> _SET PROBLEM_
Every line below must be reproduced exactly. Copy them all.

> _EXERCISE MATERIALS_
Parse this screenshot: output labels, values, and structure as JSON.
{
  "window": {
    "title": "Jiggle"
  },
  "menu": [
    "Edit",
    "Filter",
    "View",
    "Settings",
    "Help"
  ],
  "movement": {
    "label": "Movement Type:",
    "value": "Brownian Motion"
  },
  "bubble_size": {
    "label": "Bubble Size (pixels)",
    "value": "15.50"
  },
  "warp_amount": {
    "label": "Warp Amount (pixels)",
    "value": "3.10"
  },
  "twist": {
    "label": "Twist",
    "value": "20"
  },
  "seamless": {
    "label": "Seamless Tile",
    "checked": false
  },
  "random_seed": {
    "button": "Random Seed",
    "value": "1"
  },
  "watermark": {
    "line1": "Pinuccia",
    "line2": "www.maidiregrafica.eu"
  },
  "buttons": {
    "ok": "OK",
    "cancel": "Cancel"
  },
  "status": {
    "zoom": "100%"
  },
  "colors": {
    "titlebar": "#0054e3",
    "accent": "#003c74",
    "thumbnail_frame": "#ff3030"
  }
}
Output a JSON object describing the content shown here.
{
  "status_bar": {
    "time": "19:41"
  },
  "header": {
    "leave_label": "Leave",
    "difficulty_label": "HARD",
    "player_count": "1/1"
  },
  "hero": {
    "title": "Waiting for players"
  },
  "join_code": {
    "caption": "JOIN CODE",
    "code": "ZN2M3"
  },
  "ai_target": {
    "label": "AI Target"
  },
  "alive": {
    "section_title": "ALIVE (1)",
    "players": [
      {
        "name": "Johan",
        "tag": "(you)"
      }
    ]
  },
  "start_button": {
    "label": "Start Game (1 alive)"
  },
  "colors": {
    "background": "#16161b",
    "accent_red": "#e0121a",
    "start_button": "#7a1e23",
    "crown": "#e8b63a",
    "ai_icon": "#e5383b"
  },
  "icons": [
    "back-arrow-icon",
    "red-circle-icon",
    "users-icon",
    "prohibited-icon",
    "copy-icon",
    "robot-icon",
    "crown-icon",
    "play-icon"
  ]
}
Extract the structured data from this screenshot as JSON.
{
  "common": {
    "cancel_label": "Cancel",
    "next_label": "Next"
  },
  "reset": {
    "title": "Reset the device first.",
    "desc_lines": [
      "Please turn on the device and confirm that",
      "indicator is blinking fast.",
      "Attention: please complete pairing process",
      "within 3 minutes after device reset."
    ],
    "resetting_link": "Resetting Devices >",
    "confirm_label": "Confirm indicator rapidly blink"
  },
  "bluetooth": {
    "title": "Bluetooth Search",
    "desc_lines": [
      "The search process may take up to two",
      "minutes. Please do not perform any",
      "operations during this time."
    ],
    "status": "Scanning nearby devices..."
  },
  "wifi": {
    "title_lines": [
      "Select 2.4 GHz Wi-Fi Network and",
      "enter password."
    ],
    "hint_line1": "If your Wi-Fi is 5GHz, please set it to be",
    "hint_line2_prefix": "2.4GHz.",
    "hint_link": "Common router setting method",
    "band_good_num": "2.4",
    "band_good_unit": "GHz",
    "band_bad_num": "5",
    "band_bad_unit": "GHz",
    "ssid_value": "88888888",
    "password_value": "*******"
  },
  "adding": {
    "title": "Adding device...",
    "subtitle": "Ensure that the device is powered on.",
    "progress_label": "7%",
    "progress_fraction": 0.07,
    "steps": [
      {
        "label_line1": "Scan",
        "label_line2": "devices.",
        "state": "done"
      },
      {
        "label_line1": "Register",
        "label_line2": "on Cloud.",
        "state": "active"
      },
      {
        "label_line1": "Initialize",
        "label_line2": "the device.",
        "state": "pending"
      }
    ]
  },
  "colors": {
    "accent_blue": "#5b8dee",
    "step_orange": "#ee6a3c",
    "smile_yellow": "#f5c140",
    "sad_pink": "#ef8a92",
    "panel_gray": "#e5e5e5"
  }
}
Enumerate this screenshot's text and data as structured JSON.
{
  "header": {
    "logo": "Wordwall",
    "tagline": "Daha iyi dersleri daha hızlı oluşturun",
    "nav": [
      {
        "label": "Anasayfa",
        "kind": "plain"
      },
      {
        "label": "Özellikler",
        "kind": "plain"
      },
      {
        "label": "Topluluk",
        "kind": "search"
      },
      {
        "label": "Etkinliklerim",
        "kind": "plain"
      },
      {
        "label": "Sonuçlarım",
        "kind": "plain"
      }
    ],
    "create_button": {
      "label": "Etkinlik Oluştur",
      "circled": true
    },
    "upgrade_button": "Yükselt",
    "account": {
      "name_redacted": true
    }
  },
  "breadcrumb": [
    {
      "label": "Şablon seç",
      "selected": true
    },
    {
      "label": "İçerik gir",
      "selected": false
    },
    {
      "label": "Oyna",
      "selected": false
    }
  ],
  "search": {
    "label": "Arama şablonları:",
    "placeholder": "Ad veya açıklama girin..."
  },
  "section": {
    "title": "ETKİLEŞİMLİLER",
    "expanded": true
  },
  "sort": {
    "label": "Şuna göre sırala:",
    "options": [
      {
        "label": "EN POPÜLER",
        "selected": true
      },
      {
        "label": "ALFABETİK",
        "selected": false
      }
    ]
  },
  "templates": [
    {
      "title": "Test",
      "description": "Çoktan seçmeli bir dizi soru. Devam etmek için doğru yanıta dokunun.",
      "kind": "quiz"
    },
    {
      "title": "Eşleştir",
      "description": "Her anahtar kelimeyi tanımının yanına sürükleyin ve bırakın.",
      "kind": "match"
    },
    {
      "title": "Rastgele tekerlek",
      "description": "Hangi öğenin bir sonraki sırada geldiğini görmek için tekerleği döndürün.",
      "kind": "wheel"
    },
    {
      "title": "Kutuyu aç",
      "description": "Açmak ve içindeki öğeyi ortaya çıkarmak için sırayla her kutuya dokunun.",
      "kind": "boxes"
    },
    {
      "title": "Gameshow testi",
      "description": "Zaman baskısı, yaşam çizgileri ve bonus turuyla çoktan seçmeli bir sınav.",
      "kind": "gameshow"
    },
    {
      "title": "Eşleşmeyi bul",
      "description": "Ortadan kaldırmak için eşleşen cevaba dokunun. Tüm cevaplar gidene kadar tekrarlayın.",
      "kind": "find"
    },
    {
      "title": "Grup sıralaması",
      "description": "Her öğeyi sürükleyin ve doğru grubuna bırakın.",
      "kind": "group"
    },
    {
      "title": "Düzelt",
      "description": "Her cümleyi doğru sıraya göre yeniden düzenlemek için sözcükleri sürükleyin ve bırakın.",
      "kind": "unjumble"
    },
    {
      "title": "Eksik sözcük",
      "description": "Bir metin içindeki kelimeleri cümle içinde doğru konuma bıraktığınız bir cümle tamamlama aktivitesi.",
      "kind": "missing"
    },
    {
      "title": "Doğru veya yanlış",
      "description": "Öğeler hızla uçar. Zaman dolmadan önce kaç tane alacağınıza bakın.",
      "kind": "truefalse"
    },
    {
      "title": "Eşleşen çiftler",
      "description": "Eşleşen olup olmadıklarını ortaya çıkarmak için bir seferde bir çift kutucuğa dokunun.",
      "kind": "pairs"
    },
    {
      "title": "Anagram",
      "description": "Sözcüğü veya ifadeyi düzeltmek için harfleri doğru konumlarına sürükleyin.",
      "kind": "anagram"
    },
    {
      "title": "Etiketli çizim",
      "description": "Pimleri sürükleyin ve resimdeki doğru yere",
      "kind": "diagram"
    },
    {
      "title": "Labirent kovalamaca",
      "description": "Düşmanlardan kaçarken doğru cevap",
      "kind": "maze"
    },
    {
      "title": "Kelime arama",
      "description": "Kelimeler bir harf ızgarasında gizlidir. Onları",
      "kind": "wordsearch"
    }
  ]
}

> _COMPLETE OUTPUT_
Parse this screenshot: output labels, values, and structure as JSON.
{
  "window": {
    "title": "Jiggle"
  },
  "menu": [
    "Edit",
    "Filter",
    "View",
    "Settings",
    "Help"
  ],
  "movement": {
    "label": "Movement Type:",
    "value": "Brownian Motion"
  },
  "bubble_size": {
    "label": "Bubble Size (pixels)",
    "value": "15.50"
  },
  "warp_amount": {
    "label": "Warp Amount (pixels)",
    "value": "3.10"
  },
  "twist": {
    "label": "Twist",
    "value": "20"
  },
  "seamless": {
    "label": "Seamless Tile",
    "checked": false
  },
  "random_seed": {
    "button": "Random Seed",
    "value": "1"
  },
  "watermark": {
    "line1": "Pinuccia",
    "line2": "www.maidiregrafica.eu"
  },
  "buttons": {
    "ok": "OK",
    "cancel": "Cancel"
  },
  "status": {
    "zoom": "100%"
  },
  "colors": {
    "titlebar": "#0054e3",
    "accent": "#003c74",
    "thumbnail_frame": "#ff3030"
  }
}
Output a JSON object describing the content shown here.
{
  "status_bar": {
    "time": "19:41"
  },
  "header": {
    "leave_label": "Leave",
    "difficulty_label": "HARD",
    "player_count": "1/1"
  },
  "hero": {
    "title": "Waiting for players"
  },
  "join_code": {
    "caption": "JOIN CODE",
    "code": "ZN2M3"
  },
  "ai_target": {
    "label": "AI Target"
  },
  "alive": {
    "section_title": "ALIVE (1)",
    "players": [
      {
        "name": "Johan",
        "tag": "(you)"
      }
    ]
  },
  "start_button": {
    "label": "Start Game (1 alive)"
  },
  "colors": {
    "background": "#16161b",
    "accent_red": "#e0121a",
    "start_button": "#7a1e23",
    "crown": "#e8b63a",
    "ai_icon": "#e5383b"
  },
  "icons": [
    "back-arrow-icon",
    "red-circle-icon",
    "users-icon",
    "prohibited-icon",
    "copy-icon",
    "robot-icon",
    "crown-icon",
    "play-icon"
  ]
}
Extract the structured data from this screenshot as JSON.
{
  "common": {
    "cancel_label": "Cancel",
    "next_label": "Next"
  },
  "reset": {
    "title": "Reset the device first.",
    "desc_lines": [
      "Please turn on the device and confirm that",
      "indicator is blinking fast.",
      "Attention: please complete pairing process",
      "within 3 minutes after device reset."
    ],
    "resetting_link": "Resetting Devices >",
    "confirm_label": "Confirm indicator rapidly blink"
  },
  "bluetooth": {
    "title": "Bluetooth Search",
    "desc_lines": [
      "The search process may take up to two",
      "minutes. Please do not perform any",
      "operations during this time."
    ],
    "status": "Scanning nearby devices..."
  },
  "wifi": {
    "title_lines": [
      "Select 2.4 GHz Wi-Fi Network and",
      "enter password."
    ],
    "hint_line1": "If your Wi-Fi is 5GHz, please set it to be",
    "hint_line2_prefix": "2.4GHz.",
    "hint_link": "Common router setting method",
    "band_good_num": "2.4",
    "band_good_unit": "GHz",
    "band_bad_num": "5",
    "band_bad_unit": "GHz",
    "ssid_value": "88888888",
    "password_value": "*******"
  },
  "adding": {
    "title": "Adding device...",
    "subtitle": "Ensure that the device is powered on.",
    "progress_label": "7%",
    "progress_fraction": 0.07,
    "steps": [
      {
        "label_line1": "Scan",
        "label_line2": "devices.",
        "state": "done"
      },
      {
        "label_line1": "Register",
        "label_line2": "on Cloud.",
        "state": "active"
      },
      {
        "label_line1": "Initialize",
        "label_line2": "the device.",
        "state": "pending"
      }
    ]
  },
  "colors": {
    "accent_blue": "#5b8dee",
    "step_orange": "#ee6a3c",
    "smile_yellow": "#f5c140",
    "sad_pink": "#ef8a92",
    "panel_gray": "#e5e5e5"
  }
}
Enumerate this screenshot's text and data as structured JSON.
{
  "header": {
    "logo": "Wordwall",
    "tagline": "Daha iyi dersleri daha hızlı oluşturun",
    "nav": [
      {
        "label": "Anasayfa",
        "kind": "plain"
      },
      {
        "label": "Özellikler",
        "kind": "plain"
      },
      {
        "label": "Topluluk",
        "kind": "search"
      },
      {
        "label": "Etkinliklerim",
        "kind": "plain"
      },
      {
        "label": "Sonuçlarım",
        "kind": "plain"
      }
    ],
    "create_button": {
      "label": "Etkinlik Oluştur",
      "circled": true
    },
    "upgrade_button": "Yükselt",
    "account": {
      "name_redacted": true
    }
  },
  "breadcrumb": [
    {
      "label": "Şablon seç",
      "selected": true
    },
    {
      "label": "İçerik gir",
      "selected": false
    },
    {
      "label": "Oyna",
      "selected": false
    }
  ],
  "search": {
    "label": "Arama şablonları:",
    "placeholder": "Ad veya açıklama girin..."
  },
  "section": {
    "title": "ETKİLEŞİMLİLER",
    "expanded": true
  },
  "sort": {
    "label": "Şuna göre sırala:",
    "options": [
      {
        "label": "EN POPÜLER",
        "selected": true
      },
      {
        "label": "ALFABETİK",
        "selected": false
      }
    ]
  },
  "templates": [
    {
      "title": "Test",
      "description": "Çoktan seçmeli bir dizi soru. Devam etmek için doğru yanıta dokunun.",
      "kind": "quiz"
    },
    {
      "title": "Eşleştir",
      "description": "Her anahtar kelimeyi tanımının yanına sürükleyin ve bırakın.",
      "kind": "match"
    },
    {
      "title": "Rastgele tekerlek",
      "description": "Hangi öğenin bir sonraki sırada geldiğini görmek için tekerleği döndürün.",
      "kind": "wheel"
    },
    {
      "title": "Kutuyu aç",
      "description": "Açmak ve içindeki öğeyi ortaya çıkarmak için sırayla her kutuya dokunun.",
      "kind": "boxes"
    },
    {
      "title": "Gameshow testi",
      "description": "Zaman baskısı, yaşam çizgileri ve bonus turuyla çoktan seçmeli bir sınav.",
      "kind": "gameshow"
    },
    {
      "title": "Eşleşmeyi bul",
      "description": "Ortadan kaldırmak için eşleşen cevaba dokunun. Tüm cevaplar gidene kadar tekrarlayın.",
      "kind": "find"
    },
    {
      "title": "Grup sıralaması",
      "description": "Her öğeyi sürükleyin ve doğru grubuna bırakın.",
      "kind": "group"
    },
    {
      "title": "Düzelt",
      "description": "Her cümleyi doğru sıraya göre yeniden düzenlemek için sözcükleri sürükleyin ve bırakın.",
      "kind": "unjumble"
    },
    {
      "title": "Eksik sözcük",
      "description": "Bir metin içindeki kelimeleri cümle içinde doğru konuma bıraktığınız bir cümle tamamlama aktivitesi.",
      "kind": "missing"
    },
    {
      "title": "Doğru veya yanlış",
      "description": "Öğeler hızla uçar. Zaman dolmadan önce kaç tane alacağınıza bakın.",
      "kind": "truefalse"
    },
    {
      "title": "Eşleşen çiftler",
      "description": "Eşleşen olup olmadıklarını ortaya çıkarmak için bir seferde bir çift kutucuğa dokunun.",
      "kind": "pairs"
    },
    {
      "title": "Anagram",
      "description": "Sözcüğü veya ifadeyi düzeltmek için harfleri doğru konumlarına sürükleyin.",
      "kind": "anagram"
    },
    {
      "title": "Etiketli çizim",
      "description": "Pimleri sürükleyin ve resimdeki doğru yere",
      "kind": "diagram"
    },
    {
      "title": "Labirent kovalamaca",
      "description": "Düşmanlardan kaçarken doğru cevap",
      "kind": "maze"
    },
    {
      "title": "Kelime arama",
      "description": "Kelimeler bir harf ızgarasında gizlidir. Onları",
      "kind": "wordsearch"
    }
  ]
}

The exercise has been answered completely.